§ **Goal**
Scan the material for the word "Predicted", and copy each line where it shows up.

### Provided records

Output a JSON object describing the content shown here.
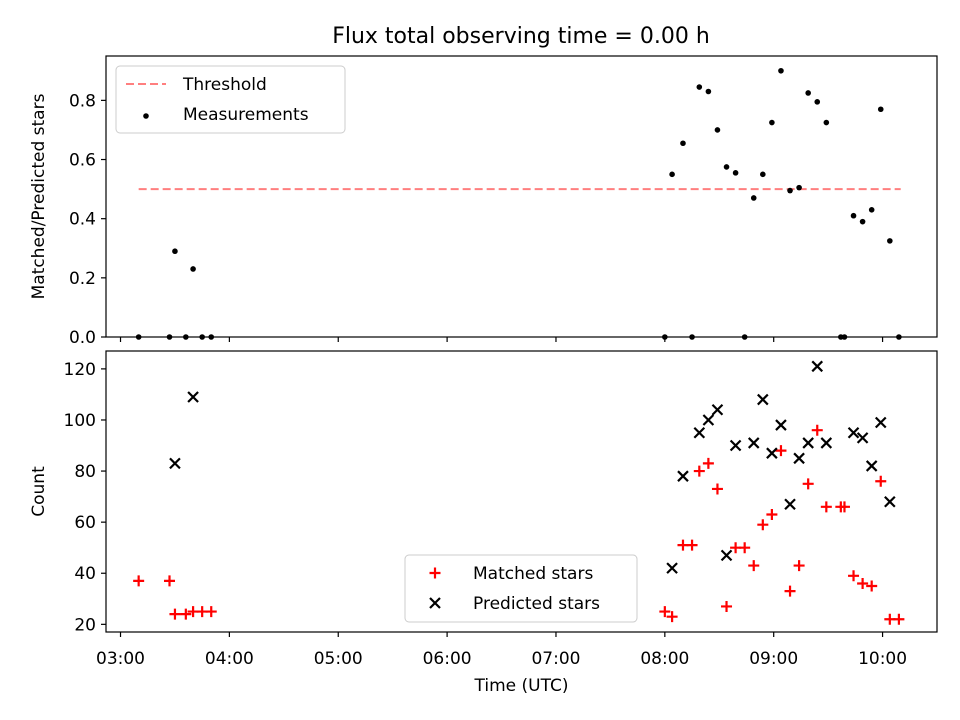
{
  "chart_data": [
    {
      "type": "scatter",
      "title": "Flux total observing time = 0.00 h",
      "xlabel": "",
      "ylabel": "Matched/Predicted stars",
      "xlim": [
        "02:52",
        "10:30"
      ],
      "ylim": [
        0,
        0.95
      ],
      "yticks": [
        0.0,
        0.2,
        0.4,
        0.6,
        0.8
      ],
      "ytick_labels": [
        "0.0",
        "0.2",
        "0.4",
        "0.6",
        "0.8"
      ],
      "legend_position": "top-left",
      "threshold": {
        "name": "Threshold",
        "value": 0.5,
        "x_start": "03:10",
        "x_end": "10:10",
        "color": "#ff7f7f"
      },
      "series": [
        {
          "name": "Measurements",
          "color": "#000000",
          "marker": "dot",
          "points": [
            [
              "03:10",
              0.0
            ],
            [
              "03:27",
              0.0
            ],
            [
              "03:30",
              0.29
            ],
            [
              "03:36",
              0.0
            ],
            [
              "03:40",
              0.23
            ],
            [
              "03:45",
              0.0
            ],
            [
              "03:50",
              0.0
            ],
            [
              "08:00",
              0.0
            ],
            [
              "08:04",
              0.55
            ],
            [
              "08:10",
              0.655
            ],
            [
              "08:15",
              0.0
            ],
            [
              "08:19",
              0.845
            ],
            [
              "08:24",
              0.83
            ],
            [
              "08:29",
              0.7
            ],
            [
              "08:34",
              0.575
            ],
            [
              "08:39",
              0.555
            ],
            [
              "08:44",
              0.0
            ],
            [
              "08:49",
              0.47
            ],
            [
              "08:54",
              0.55
            ],
            [
              "08:59",
              0.725
            ],
            [
              "09:04",
              0.9
            ],
            [
              "09:09",
              0.495
            ],
            [
              "09:14",
              0.505
            ],
            [
              "09:19",
              0.825
            ],
            [
              "09:24",
              0.795
            ],
            [
              "09:29",
              0.725
            ],
            [
              "09:37",
              0.0
            ],
            [
              "09:39",
              0.0
            ],
            [
              "09:44",
              0.41
            ],
            [
              "09:49",
              0.39
            ],
            [
              "09:54",
              0.43
            ],
            [
              "09:59",
              0.77
            ],
            [
              "10:04",
              0.325
            ],
            [
              "10:09",
              0.0
            ]
          ]
        }
      ]
    },
    {
      "type": "scatter",
      "title": "",
      "xlabel": "Time (UTC)",
      "ylabel": "Count",
      "xlim": [
        "02:52",
        "10:30"
      ],
      "ylim": [
        17,
        127
      ],
      "xticks": [
        "03:00",
        "04:00",
        "05:00",
        "06:00",
        "07:00",
        "08:00",
        "09:00",
        "10:00"
      ],
      "yticks": [
        20,
        40,
        60,
        80,
        100,
        120
      ],
      "ytick_labels": [
        "20",
        "40",
        "60",
        "80",
        "100",
        "120"
      ],
      "legend_position": "lower-center",
      "series": [
        {
          "name": "Matched stars",
          "color": "#ff0000",
          "marker": "plus",
          "points": [
            [
              "03:10",
              37
            ],
            [
              "03:27",
              37
            ],
            [
              "03:30",
              24
            ],
            [
              "03:36",
              24
            ],
            [
              "03:40",
              25
            ],
            [
              "03:45",
              25
            ],
            [
              "03:50",
              25
            ],
            [
              "08:00",
              25
            ],
            [
              "08:04",
              23
            ],
            [
              "08:10",
              51
            ],
            [
              "08:15",
              51
            ],
            [
              "08:19",
              80
            ],
            [
              "08:24",
              83
            ],
            [
              "08:29",
              73
            ],
            [
              "08:34",
              27
            ],
            [
              "08:39",
              50
            ],
            [
              "08:44",
              50
            ],
            [
              "08:49",
              43
            ],
            [
              "08:54",
              59
            ],
            [
              "08:59",
              63
            ],
            [
              "09:04",
              88
            ],
            [
              "09:09",
              33
            ],
            [
              "09:14",
              43
            ],
            [
              "09:19",
              75
            ],
            [
              "09:24",
              96
            ],
            [
              "09:29",
              66
            ],
            [
              "09:37",
              66
            ],
            [
              "09:39",
              66
            ],
            [
              "09:44",
              39
            ],
            [
              "09:49",
              36
            ],
            [
              "09:54",
              35
            ],
            [
              "09:59",
              76
            ],
            [
              "10:04",
              22
            ],
            [
              "10:09",
              22
            ]
          ]
        },
        {
          "name": "Predicted stars",
          "color": "#000000",
          "marker": "x",
          "points": [
            [
              "03:30",
              83
            ],
            [
              "03:40",
              109
            ],
            [
              "08:04",
              42
            ],
            [
              "08:10",
              78
            ],
            [
              "08:19",
              95
            ],
            [
              "08:24",
              100
            ],
            [
              "08:29",
              104
            ],
            [
              "08:34",
              47
            ],
            [
              "08:39",
              90
            ],
            [
              "08:49",
              91
            ],
            [
              "08:54",
              108
            ],
            [
              "08:59",
              87
            ],
            [
              "09:04",
              98
            ],
            [
              "09:09",
              67
            ],
            [
              "09:14",
              85
            ],
            [
              "09:19",
              91
            ],
            [
              "09:24",
              121
            ],
            [
              "09:29",
              91
            ],
            [
              "09:44",
              95
            ],
            [
              "09:49",
              93
            ],
            [
              "09:54",
              82
            ],
            [
              "09:59",
              99
            ],
            [
              "10:04",
              68
            ]
          ]
        }
      ]
    }
  ]
}
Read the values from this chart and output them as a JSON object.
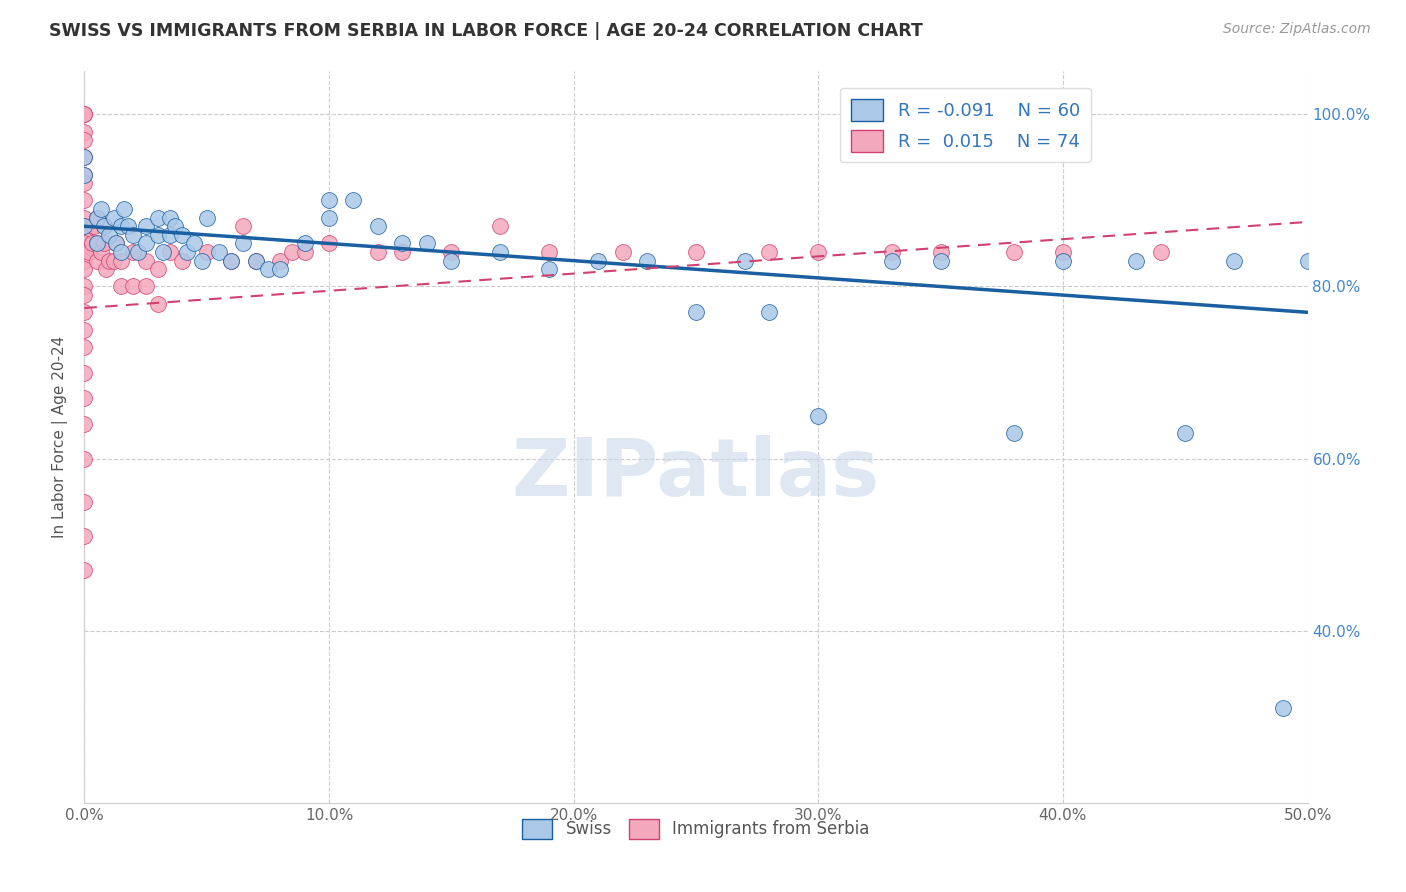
{
  "title": "SWISS VS IMMIGRANTS FROM SERBIA IN LABOR FORCE | AGE 20-24 CORRELATION CHART",
  "source": "Source: ZipAtlas.com",
  "ylabel": "In Labor Force | Age 20-24",
  "xlim": [
    0.0,
    0.5
  ],
  "ylim": [
    0.2,
    1.05
  ],
  "xticks": [
    0.0,
    0.1,
    0.2,
    0.3,
    0.4,
    0.5
  ],
  "xtick_labels": [
    "0.0%",
    "10.0%",
    "20.0%",
    "30.0%",
    "40.0%",
    "50.0%"
  ],
  "ytick_labels_right": [
    "100.0%",
    "80.0%",
    "60.0%",
    "40.0%"
  ],
  "ytick_vals_right": [
    1.0,
    0.8,
    0.6,
    0.4
  ],
  "swiss_color": "#aac8e8",
  "serbia_color": "#f4a8bc",
  "trendline_swiss_color": "#1a5fa0",
  "trendline_serbia_color": "#d04070",
  "background_color": "#ffffff",
  "grid_color": "#cccccc",
  "watermark_color": "#c8d8ea",
  "swiss_trendline_x": [
    0.0,
    0.5
  ],
  "swiss_trendline_y": [
    0.87,
    0.77
  ],
  "serbia_trendline_x": [
    0.0,
    0.5
  ],
  "serbia_trendline_y": [
    0.775,
    0.875
  ],
  "swiss_x": [
    0.0,
    0.0,
    0.0,
    0.005,
    0.005,
    0.007,
    0.008,
    0.01,
    0.012,
    0.013,
    0.015,
    0.015,
    0.016,
    0.018,
    0.02,
    0.022,
    0.025,
    0.025,
    0.03,
    0.03,
    0.032,
    0.035,
    0.035,
    0.037,
    0.04,
    0.042,
    0.045,
    0.048,
    0.05,
    0.055,
    0.06,
    0.065,
    0.07,
    0.075,
    0.08,
    0.09,
    0.1,
    0.1,
    0.11,
    0.12,
    0.13,
    0.14,
    0.15,
    0.17,
    0.19,
    0.21,
    0.23,
    0.25,
    0.27,
    0.28,
    0.3,
    0.33,
    0.35,
    0.38,
    0.4,
    0.43,
    0.45,
    0.47,
    0.49,
    0.5
  ],
  "swiss_y": [
    0.87,
    0.93,
    0.95,
    0.85,
    0.88,
    0.89,
    0.87,
    0.86,
    0.88,
    0.85,
    0.87,
    0.84,
    0.89,
    0.87,
    0.86,
    0.84,
    0.87,
    0.85,
    0.88,
    0.86,
    0.84,
    0.88,
    0.86,
    0.87,
    0.86,
    0.84,
    0.85,
    0.83,
    0.88,
    0.84,
    0.83,
    0.85,
    0.83,
    0.82,
    0.82,
    0.85,
    0.88,
    0.9,
    0.9,
    0.87,
    0.85,
    0.85,
    0.83,
    0.84,
    0.82,
    0.83,
    0.83,
    0.77,
    0.83,
    0.77,
    0.65,
    0.83,
    0.83,
    0.63,
    0.83,
    0.83,
    0.63,
    0.83,
    0.31,
    0.83
  ],
  "serbia_x": [
    0.0,
    0.0,
    0.0,
    0.0,
    0.0,
    0.0,
    0.0,
    0.0,
    0.0,
    0.0,
    0.0,
    0.0,
    0.0,
    0.0,
    0.0,
    0.0,
    0.0,
    0.0,
    0.0,
    0.0,
    0.0,
    0.0,
    0.0,
    0.0,
    0.0,
    0.0,
    0.0,
    0.0,
    0.002,
    0.003,
    0.003,
    0.004,
    0.005,
    0.005,
    0.005,
    0.007,
    0.008,
    0.008,
    0.009,
    0.01,
    0.012,
    0.013,
    0.015,
    0.015,
    0.02,
    0.02,
    0.025,
    0.025,
    0.03,
    0.03,
    0.035,
    0.04,
    0.05,
    0.06,
    0.065,
    0.07,
    0.08,
    0.085,
    0.09,
    0.1,
    0.12,
    0.13,
    0.15,
    0.17,
    0.19,
    0.22,
    0.25,
    0.28,
    0.3,
    0.33,
    0.35,
    0.38,
    0.4,
    0.44
  ],
  "serbia_y": [
    1.0,
    1.0,
    1.0,
    0.98,
    0.97,
    0.95,
    0.93,
    0.92,
    0.9,
    0.88,
    0.87,
    0.86,
    0.85,
    0.84,
    0.83,
    0.82,
    0.8,
    0.79,
    0.77,
    0.75,
    0.73,
    0.7,
    0.67,
    0.64,
    0.6,
    0.55,
    0.51,
    0.47,
    0.84,
    0.87,
    0.85,
    0.87,
    0.83,
    0.85,
    0.88,
    0.84,
    0.85,
    0.87,
    0.82,
    0.83,
    0.83,
    0.85,
    0.83,
    0.8,
    0.84,
    0.8,
    0.83,
    0.8,
    0.82,
    0.78,
    0.84,
    0.83,
    0.84,
    0.83,
    0.87,
    0.83,
    0.83,
    0.84,
    0.84,
    0.85,
    0.84,
    0.84,
    0.84,
    0.87,
    0.84,
    0.84,
    0.84,
    0.84,
    0.84,
    0.84,
    0.84,
    0.84,
    0.84,
    0.84
  ]
}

######

§ **Exercise response**
      "ylabel": "Matched/Predicted stars",
          "name": "Predicted stars",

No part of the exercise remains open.